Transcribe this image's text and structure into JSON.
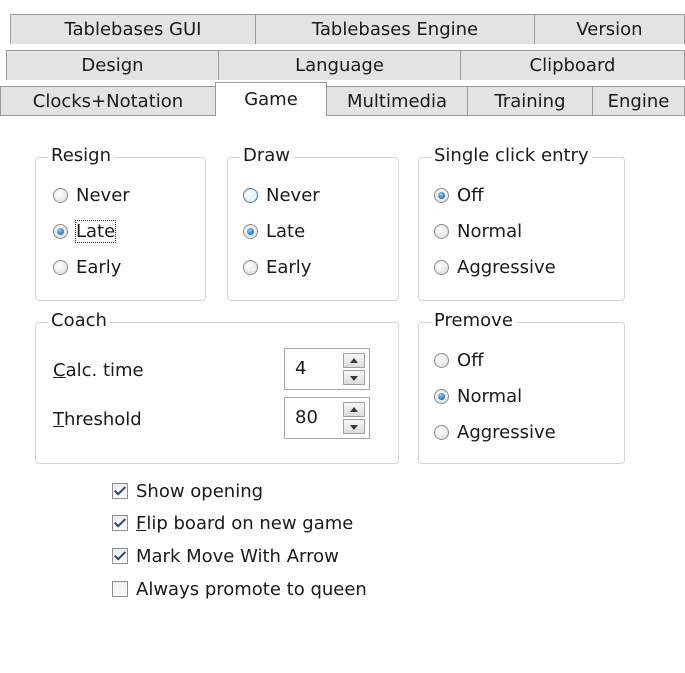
{
  "tabs": {
    "row1": [
      "Tablebases GUI",
      "Tablebases Engine",
      "Version"
    ],
    "row2": [
      "Design",
      "Language",
      "Clipboard"
    ],
    "row3": [
      "Clocks+Notation",
      "Game",
      "Multimedia",
      "Training",
      "Engine"
    ],
    "active": "Game"
  },
  "resign": {
    "title": "Resign",
    "options": [
      "Never",
      "Late",
      "Early"
    ],
    "selected": "Late"
  },
  "draw": {
    "title": "Draw",
    "options": [
      "Never",
      "Late",
      "Early"
    ],
    "selected": "Late"
  },
  "single_click": {
    "title": "Single click entry",
    "options": [
      "Off",
      "Normal",
      "Aggressive"
    ],
    "selected": "Off"
  },
  "coach": {
    "title": "Coach",
    "calc_time_label_u": "C",
    "calc_time_label_rest": "alc. time",
    "calc_time_value": "4",
    "threshold_label_u": "T",
    "threshold_label_rest": "hreshold",
    "threshold_value": "80"
  },
  "premove": {
    "title": "Premove",
    "options": [
      "Off",
      "Normal",
      "Aggressive"
    ],
    "selected": "Normal"
  },
  "checks": {
    "show_opening": {
      "label": "Show opening",
      "checked": true
    },
    "flip_board_u": "F",
    "flip_board_rest": "lip board on new game",
    "flip_board_checked": true,
    "mark_move": {
      "label": "Mark Move With Arrow",
      "checked": true
    },
    "promote_queen": {
      "label": "Always promote to queen",
      "checked": false
    }
  }
}
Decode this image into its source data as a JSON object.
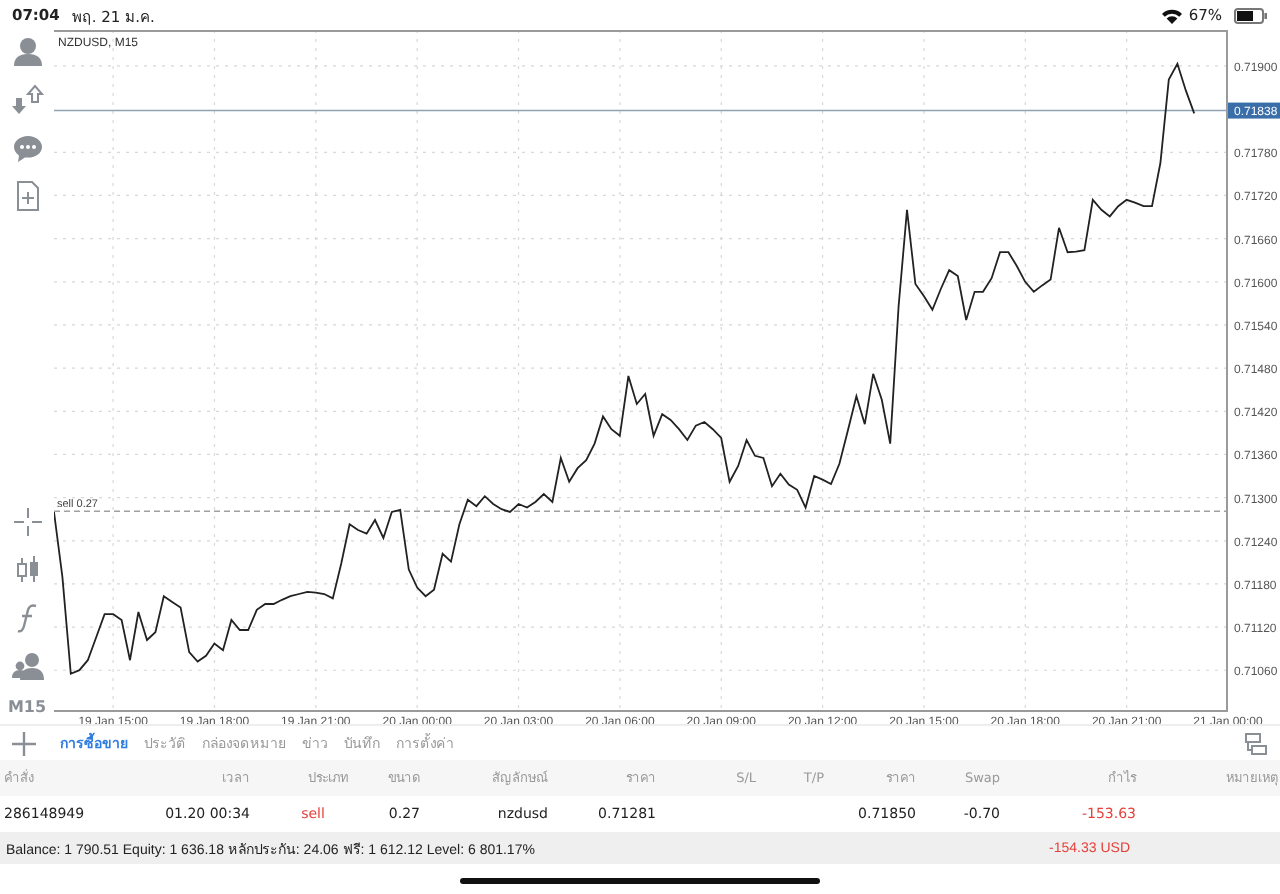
{
  "status_bar": {
    "time": "07:04",
    "date": "พฤ. 21 ม.ค.",
    "battery": "67%"
  },
  "toolbar": {
    "timeframe": "M15"
  },
  "chart": {
    "chart_data": {
      "type": "line",
      "title": "NZDUSD, M15",
      "categories": [
        null,
        null,
        null,
        null,
        null,
        null,
        null,
        "19 Jan 15:00",
        null,
        null,
        null,
        null,
        null,
        null,
        null,
        null,
        null,
        null,
        null,
        "19 Jan 18:00",
        null,
        null,
        null,
        null,
        null,
        null,
        null,
        null,
        null,
        null,
        null,
        "19 Jan 21:00",
        null,
        null,
        null,
        null,
        null,
        null,
        null,
        null,
        null,
        null,
        null,
        "20 Jan 00:00",
        null,
        null,
        null,
        null,
        null,
        null,
        null,
        null,
        null,
        null,
        null,
        "20 Jan 03:00",
        null,
        null,
        null,
        null,
        null,
        null,
        null,
        null,
        null,
        null,
        null,
        "20 Jan 06:00",
        null,
        null,
        null,
        null,
        null,
        null,
        null,
        null,
        null,
        null,
        null,
        "20 Jan 09:00",
        null,
        null,
        null,
        null,
        null,
        null,
        null,
        null,
        null,
        null,
        null,
        "20 Jan 12:00",
        null,
        null,
        null,
        null,
        null,
        null,
        null,
        null,
        null,
        null,
        null,
        "20 Jan 15:00",
        null,
        null,
        null,
        null,
        null,
        null,
        null,
        null,
        null,
        null,
        null,
        "20 Jan 18:00",
        null,
        null,
        null,
        null,
        null,
        null,
        null,
        null,
        null,
        null,
        null,
        "20 Jan 21:00",
        null,
        null,
        null,
        null,
        null,
        null,
        null,
        null,
        null,
        null,
        null,
        "21 Jan 00:00"
      ],
      "series": [
        {
          "color": "#222222",
          "values": [
            0.7128,
            0.7119,
            0.71055,
            0.7106,
            0.71074,
            0.71106,
            0.71138,
            0.71138,
            0.7113,
            0.71074,
            0.71141,
            0.71102,
            0.71113,
            0.71163,
            0.71155,
            0.71147,
            0.71085,
            0.71072,
            0.7108,
            0.71097,
            0.71088,
            0.7113,
            0.71116,
            0.71116,
            0.71144,
            0.71152,
            0.71152,
            0.71158,
            0.71163,
            0.71166,
            0.71169,
            0.71168,
            0.71166,
            0.7116,
            0.71208,
            0.71263,
            0.71255,
            0.7125,
            0.71269,
            0.71244,
            0.7128,
            0.71283,
            0.712,
            0.71175,
            0.71163,
            0.71172,
            0.71222,
            0.71211,
            0.71263,
            0.71297,
            0.71288,
            0.71302,
            0.71291,
            0.71284,
            0.7128,
            0.71291,
            0.71286,
            0.71294,
            0.71305,
            0.71294,
            0.71355,
            0.71322,
            0.71341,
            0.71352,
            0.71375,
            0.71413,
            0.71395,
            0.71386,
            0.71469,
            0.7143,
            0.71444,
            0.71386,
            0.71416,
            0.71408,
            0.71395,
            0.7138,
            0.714,
            0.71405,
            0.71395,
            0.71383,
            0.71322,
            0.71344,
            0.7138,
            0.71358,
            0.71355,
            0.71316,
            0.71333,
            0.71318,
            0.71311,
            0.71286,
            0.7133,
            0.71325,
            0.71319,
            0.71347,
            0.71394,
            0.71441,
            0.71402,
            0.71472,
            0.71436,
            0.71375,
            0.71566,
            0.717,
            0.71597,
            0.7158,
            0.71561,
            0.7159,
            0.71616,
            0.71608,
            0.71547,
            0.71586,
            0.71586,
            0.71605,
            0.71641,
            0.71641,
            0.71622,
            0.716,
            0.71586,
            0.71595,
            0.71603,
            0.71675,
            0.71641,
            0.71642,
            0.71644,
            0.71714,
            0.717,
            0.71691,
            0.71705,
            0.71714,
            0.7171,
            0.71705,
            0.71705,
            0.71765,
            0.71881,
            0.71903,
            0.71866,
            0.71834,
            null,
            null,
            null,
            null
          ]
        }
      ],
      "ylim": [
        0.71002,
        0.7195
      ],
      "yticks": [
        {
          "value": 0.7106,
          "label": "0.71060"
        },
        {
          "value": 0.7112,
          "label": "0.71120"
        },
        {
          "value": 0.7118,
          "label": "0.71180"
        },
        {
          "value": 0.7124,
          "label": "0.71240"
        },
        {
          "value": 0.713,
          "label": "0.71300"
        },
        {
          "value": 0.7136,
          "label": "0.71360"
        },
        {
          "value": 0.7142,
          "label": "0.71420"
        },
        {
          "value": 0.7148,
          "label": "0.71480"
        },
        {
          "value": 0.7154,
          "label": "0.71540"
        },
        {
          "value": 0.716,
          "label": "0.71600"
        },
        {
          "value": 0.7166,
          "label": "0.71660"
        },
        {
          "value": 0.7172,
          "label": "0.71720"
        },
        {
          "value": 0.7178,
          "label": "0.71780"
        },
        {
          "value": 0.719,
          "label": "0.71900"
        }
      ],
      "grid": true,
      "ref_lines": [
        {
          "axis": "y",
          "value": 0.71838,
          "label": "0.71838"
        },
        {
          "axis": "y",
          "value": 0.71281,
          "label": "sell 0.27"
        }
      ]
    }
  },
  "tabs": [
    {
      "label": "การซื้อขาย",
      "selected": true
    },
    {
      "label": "ประวัติ",
      "selected": false
    },
    {
      "label": "กล่องจดหมาย",
      "selected": false
    },
    {
      "label": "ข่าว",
      "selected": false
    },
    {
      "label": "บันทึก",
      "selected": false
    },
    {
      "label": "การตั้งค่า",
      "selected": false
    }
  ],
  "table": {
    "columns": [
      "คำสั่ง",
      "เวลา",
      "ประเภท",
      "ขนาด",
      "สัญลักษณ์",
      "ราคา",
      "S/L",
      "T/P",
      "ราคา",
      "Swap",
      "กำไร",
      "หมายเหตุ"
    ],
    "rows": [
      {
        "cells": [
          {
            "text": "286148949"
          },
          {
            "text": "01.20 00:34"
          },
          {
            "text": "sell",
            "color": "#e5413b"
          },
          {
            "text": "0.27"
          },
          {
            "text": "nzdusd"
          },
          {
            "text": "0.71281"
          },
          {
            "text": ""
          },
          {
            "text": ""
          },
          {
            "text": "0.71850"
          },
          {
            "text": "-0.70"
          },
          {
            "text": "-153.63",
            "color": "#e5413b"
          },
          {
            "text": ""
          }
        ]
      }
    ]
  },
  "summary": {
    "text": "Balance: 1 790.51 Equity: 1 636.18 หลักประกัน: 24.06 ฟรี: 1 612.12 Level: 6 801.17%",
    "total": {
      "text": "-154.33  USD",
      "color": "#e5413b"
    }
  }
}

——

Your instructions.
Copy, from the material above, each line in which the string "into" occurs.

Reply.
Transcribe this image's text and structure into JSON.
Decode this image into its source data as a JSON object.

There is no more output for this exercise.